_Records_
------------
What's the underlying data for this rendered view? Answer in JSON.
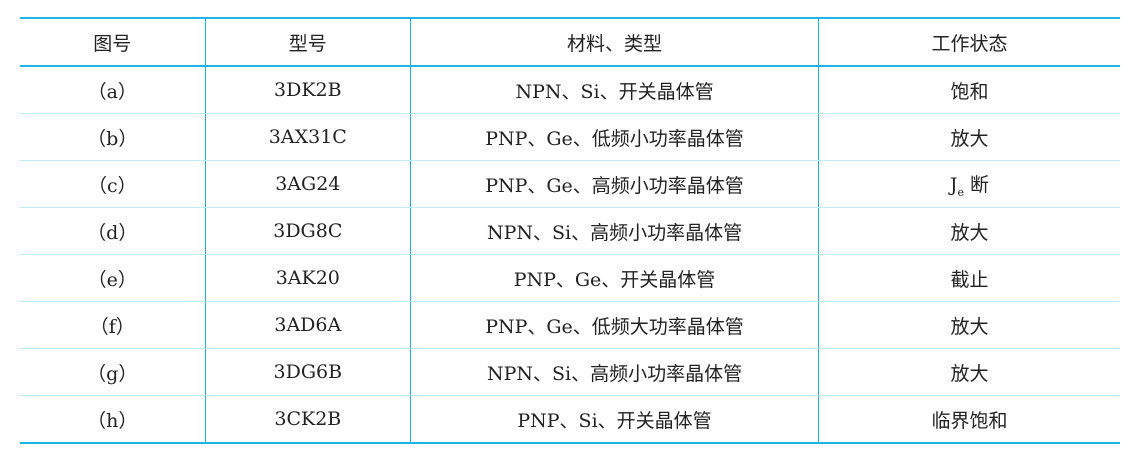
{
  "table": {
    "headers": [
      "图号",
      "型号",
      "材料、类型",
      "工作状态"
    ],
    "rows": [
      [
        "（a）",
        "3DK2B",
        "NPN、Si、开关晶体管",
        "饱和"
      ],
      [
        "（b）",
        "3AX31C",
        "PNP、Ge、低频小功率晶体管",
        "放大"
      ],
      [
        "（c）",
        "3AG24",
        "PNP、Ge、高频小功率晶体管",
        ""
      ],
      [
        "（d）",
        "3DG8C",
        "NPN、Si、高频小功率晶体管",
        "放大"
      ],
      [
        "（e）",
        "3AK20",
        "PNP、Ge、开关晶体管",
        "截止"
      ],
      [
        "（f）",
        "3AD6A",
        "PNP、Ge、低频大功率晶体管",
        "放大"
      ],
      [
        "（g）",
        "3DG6B",
        "NPN、Si、高频小功率晶体管",
        "放大"
      ],
      [
        "（h）",
        "3CK2B",
        "PNP、Si、开关晶体管",
        "临界饱和"
      ]
    ],
    "special_cell": {
      "main": "J",
      "sub": "e",
      "suffix": " 断"
    }
  },
  "colors": {
    "rule": "#1ab6e8"
  }
}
------------
_EXERCISE DIRECTIONS_
From the entries above, select each line containing the string "开关晶体管".

_WRITTEN SOLUTION_
        "NPN、Si、开关晶体管",
        "PNP、Ge、开关晶体管",
        "PNP、Si、开关晶体管",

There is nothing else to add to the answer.